### Stated exercise
Gather up every line that includes the string "caption".

start

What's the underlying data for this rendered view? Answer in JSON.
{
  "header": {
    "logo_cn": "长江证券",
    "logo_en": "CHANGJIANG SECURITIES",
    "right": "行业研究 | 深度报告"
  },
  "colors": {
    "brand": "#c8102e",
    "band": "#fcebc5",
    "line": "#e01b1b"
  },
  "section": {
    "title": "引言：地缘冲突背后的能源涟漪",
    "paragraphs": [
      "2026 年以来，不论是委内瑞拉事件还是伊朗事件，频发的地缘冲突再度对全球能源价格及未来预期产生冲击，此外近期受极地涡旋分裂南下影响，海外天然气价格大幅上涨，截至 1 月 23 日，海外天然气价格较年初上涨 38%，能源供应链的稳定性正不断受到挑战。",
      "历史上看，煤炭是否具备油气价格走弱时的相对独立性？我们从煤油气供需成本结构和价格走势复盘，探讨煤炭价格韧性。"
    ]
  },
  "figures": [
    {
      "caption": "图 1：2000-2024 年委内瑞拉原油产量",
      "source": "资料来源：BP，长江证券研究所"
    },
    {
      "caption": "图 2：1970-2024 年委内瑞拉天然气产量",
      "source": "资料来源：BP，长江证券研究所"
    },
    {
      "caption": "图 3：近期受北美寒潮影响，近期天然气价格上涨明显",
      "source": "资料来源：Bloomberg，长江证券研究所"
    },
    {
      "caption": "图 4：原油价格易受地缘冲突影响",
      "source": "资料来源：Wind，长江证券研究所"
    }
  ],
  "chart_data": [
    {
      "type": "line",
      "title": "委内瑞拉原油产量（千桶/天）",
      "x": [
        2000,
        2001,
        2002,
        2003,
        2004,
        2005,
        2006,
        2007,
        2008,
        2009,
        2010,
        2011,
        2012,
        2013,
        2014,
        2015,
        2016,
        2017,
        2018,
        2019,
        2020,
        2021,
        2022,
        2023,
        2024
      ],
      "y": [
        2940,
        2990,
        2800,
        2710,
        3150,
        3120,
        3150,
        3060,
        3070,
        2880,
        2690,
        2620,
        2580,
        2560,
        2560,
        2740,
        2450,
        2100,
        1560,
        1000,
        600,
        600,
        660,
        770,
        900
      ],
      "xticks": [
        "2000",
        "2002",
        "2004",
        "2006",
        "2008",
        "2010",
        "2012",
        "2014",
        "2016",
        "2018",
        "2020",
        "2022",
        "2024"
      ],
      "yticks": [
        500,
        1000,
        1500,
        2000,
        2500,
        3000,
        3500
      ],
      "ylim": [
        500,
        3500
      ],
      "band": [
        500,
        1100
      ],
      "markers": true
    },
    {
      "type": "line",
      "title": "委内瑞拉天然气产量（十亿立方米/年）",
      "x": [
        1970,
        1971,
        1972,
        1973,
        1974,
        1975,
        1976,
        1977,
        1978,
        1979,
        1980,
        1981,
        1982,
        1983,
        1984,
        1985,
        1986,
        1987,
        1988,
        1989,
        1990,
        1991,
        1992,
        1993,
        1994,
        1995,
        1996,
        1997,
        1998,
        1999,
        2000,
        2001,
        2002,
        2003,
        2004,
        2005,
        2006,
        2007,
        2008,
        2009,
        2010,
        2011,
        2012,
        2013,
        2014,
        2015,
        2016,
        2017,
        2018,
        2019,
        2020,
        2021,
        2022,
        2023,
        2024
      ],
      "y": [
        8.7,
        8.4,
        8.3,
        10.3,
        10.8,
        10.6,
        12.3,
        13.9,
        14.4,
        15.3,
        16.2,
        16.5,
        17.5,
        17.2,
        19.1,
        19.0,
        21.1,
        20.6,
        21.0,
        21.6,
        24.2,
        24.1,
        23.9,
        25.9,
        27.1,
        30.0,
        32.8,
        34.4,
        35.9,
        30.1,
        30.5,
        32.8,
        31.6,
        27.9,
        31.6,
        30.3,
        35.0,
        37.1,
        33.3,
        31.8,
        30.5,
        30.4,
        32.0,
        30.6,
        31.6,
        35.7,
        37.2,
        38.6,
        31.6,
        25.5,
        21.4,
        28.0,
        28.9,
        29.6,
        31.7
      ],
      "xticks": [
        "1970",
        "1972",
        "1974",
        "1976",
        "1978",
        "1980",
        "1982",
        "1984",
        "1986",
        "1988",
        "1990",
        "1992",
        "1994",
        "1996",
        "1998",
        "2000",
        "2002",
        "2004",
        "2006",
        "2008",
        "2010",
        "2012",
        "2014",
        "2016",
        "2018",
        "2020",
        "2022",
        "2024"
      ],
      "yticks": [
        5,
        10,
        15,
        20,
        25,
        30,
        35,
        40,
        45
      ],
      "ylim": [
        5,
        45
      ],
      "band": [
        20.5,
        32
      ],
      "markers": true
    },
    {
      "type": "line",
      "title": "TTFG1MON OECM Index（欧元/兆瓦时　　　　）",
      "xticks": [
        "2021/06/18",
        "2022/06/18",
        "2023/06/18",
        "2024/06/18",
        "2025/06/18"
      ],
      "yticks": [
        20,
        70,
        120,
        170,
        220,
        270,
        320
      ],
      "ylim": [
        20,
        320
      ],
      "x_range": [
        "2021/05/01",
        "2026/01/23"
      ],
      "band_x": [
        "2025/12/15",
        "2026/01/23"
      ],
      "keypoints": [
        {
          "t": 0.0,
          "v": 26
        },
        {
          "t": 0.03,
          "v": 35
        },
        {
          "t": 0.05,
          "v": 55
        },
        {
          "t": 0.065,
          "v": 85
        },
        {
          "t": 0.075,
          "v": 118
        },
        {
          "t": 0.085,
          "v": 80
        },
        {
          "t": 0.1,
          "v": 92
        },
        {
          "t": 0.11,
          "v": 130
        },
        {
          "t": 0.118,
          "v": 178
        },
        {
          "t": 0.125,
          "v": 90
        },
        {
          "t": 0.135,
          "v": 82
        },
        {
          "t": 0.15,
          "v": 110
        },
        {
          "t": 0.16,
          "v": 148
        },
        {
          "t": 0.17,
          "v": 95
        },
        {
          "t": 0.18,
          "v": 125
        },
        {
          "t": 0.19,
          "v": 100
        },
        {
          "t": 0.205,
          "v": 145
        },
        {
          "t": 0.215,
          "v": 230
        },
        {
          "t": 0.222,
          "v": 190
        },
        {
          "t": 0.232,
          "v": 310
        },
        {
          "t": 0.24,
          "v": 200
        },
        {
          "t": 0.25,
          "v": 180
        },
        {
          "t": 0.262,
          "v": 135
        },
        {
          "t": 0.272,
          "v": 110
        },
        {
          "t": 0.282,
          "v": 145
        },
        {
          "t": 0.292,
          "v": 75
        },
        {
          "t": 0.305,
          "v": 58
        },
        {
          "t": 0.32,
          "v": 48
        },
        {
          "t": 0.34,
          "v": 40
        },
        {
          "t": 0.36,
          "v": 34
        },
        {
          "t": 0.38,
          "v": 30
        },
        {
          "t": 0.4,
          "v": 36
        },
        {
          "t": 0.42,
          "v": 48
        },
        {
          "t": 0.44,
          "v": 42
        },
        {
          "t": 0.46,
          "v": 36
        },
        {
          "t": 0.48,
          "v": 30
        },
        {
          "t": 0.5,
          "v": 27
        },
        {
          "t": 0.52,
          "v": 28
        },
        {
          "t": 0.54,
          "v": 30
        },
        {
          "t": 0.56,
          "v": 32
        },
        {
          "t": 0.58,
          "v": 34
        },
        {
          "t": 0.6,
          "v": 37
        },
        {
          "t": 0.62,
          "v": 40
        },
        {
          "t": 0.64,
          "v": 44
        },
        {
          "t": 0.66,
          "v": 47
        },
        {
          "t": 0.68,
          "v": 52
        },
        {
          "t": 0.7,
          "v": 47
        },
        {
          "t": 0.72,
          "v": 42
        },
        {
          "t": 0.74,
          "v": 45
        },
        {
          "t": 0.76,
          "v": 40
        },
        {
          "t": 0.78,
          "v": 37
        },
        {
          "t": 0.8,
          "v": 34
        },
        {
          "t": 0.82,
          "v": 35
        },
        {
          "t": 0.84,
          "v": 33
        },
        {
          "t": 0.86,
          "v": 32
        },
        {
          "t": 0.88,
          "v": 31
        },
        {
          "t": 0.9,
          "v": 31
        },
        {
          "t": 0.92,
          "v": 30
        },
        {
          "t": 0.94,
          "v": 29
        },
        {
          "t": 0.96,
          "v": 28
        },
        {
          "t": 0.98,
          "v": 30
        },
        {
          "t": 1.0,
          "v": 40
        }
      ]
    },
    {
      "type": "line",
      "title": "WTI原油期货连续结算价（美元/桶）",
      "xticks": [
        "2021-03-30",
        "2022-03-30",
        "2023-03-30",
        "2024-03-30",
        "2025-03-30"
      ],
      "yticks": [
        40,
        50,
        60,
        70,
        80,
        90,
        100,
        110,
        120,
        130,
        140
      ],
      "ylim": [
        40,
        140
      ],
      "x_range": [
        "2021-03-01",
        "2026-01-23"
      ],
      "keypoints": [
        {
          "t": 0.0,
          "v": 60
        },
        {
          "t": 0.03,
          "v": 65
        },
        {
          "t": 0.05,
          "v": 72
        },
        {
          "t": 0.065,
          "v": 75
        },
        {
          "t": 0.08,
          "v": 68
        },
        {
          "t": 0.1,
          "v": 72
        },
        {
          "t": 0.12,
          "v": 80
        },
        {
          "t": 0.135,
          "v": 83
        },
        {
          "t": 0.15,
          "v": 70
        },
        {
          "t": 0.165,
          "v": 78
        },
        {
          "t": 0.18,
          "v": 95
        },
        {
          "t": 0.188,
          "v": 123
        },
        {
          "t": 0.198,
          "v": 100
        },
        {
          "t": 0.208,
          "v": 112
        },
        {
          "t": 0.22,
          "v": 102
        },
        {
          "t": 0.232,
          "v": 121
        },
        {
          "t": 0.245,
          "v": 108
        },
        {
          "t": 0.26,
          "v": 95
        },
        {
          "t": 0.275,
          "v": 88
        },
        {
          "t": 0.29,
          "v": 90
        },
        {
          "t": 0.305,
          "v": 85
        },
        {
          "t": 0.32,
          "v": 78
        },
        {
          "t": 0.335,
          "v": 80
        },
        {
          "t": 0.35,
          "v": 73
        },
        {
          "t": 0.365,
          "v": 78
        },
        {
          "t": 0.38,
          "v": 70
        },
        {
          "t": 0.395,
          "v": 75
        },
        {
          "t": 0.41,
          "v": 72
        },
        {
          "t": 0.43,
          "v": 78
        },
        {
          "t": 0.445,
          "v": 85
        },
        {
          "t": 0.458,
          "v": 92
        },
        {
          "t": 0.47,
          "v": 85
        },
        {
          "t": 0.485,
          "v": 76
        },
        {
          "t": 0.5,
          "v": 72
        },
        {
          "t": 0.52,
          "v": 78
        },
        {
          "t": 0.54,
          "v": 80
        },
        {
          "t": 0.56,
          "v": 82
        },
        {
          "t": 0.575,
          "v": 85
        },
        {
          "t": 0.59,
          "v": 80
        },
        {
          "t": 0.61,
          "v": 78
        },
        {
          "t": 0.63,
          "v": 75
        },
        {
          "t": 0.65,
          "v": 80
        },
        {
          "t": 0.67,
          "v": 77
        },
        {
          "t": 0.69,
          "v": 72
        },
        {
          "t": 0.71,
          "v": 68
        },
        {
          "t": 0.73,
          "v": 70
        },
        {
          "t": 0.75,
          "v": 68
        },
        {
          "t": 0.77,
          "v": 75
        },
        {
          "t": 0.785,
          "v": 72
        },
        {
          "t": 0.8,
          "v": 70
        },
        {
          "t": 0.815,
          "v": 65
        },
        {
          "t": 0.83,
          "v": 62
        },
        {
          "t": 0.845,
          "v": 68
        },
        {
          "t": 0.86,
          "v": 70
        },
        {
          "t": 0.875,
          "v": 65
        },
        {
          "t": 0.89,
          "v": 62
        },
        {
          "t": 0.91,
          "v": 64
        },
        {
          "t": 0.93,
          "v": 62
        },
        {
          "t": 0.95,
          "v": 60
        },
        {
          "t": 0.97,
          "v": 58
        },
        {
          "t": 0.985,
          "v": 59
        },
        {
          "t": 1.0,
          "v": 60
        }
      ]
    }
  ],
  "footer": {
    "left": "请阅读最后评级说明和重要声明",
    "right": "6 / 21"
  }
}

end

### Correct output
      "caption": "图 1：2000-2024 年委内瑞拉原油产量",
      "caption": "图 2：1970-2024 年委内瑞拉天然气产量",
      "caption": "图 3：近期受北美寒潮影响，近期天然气价格上涨明显",
      "caption": "图 4：原油价格易受地缘冲突影响",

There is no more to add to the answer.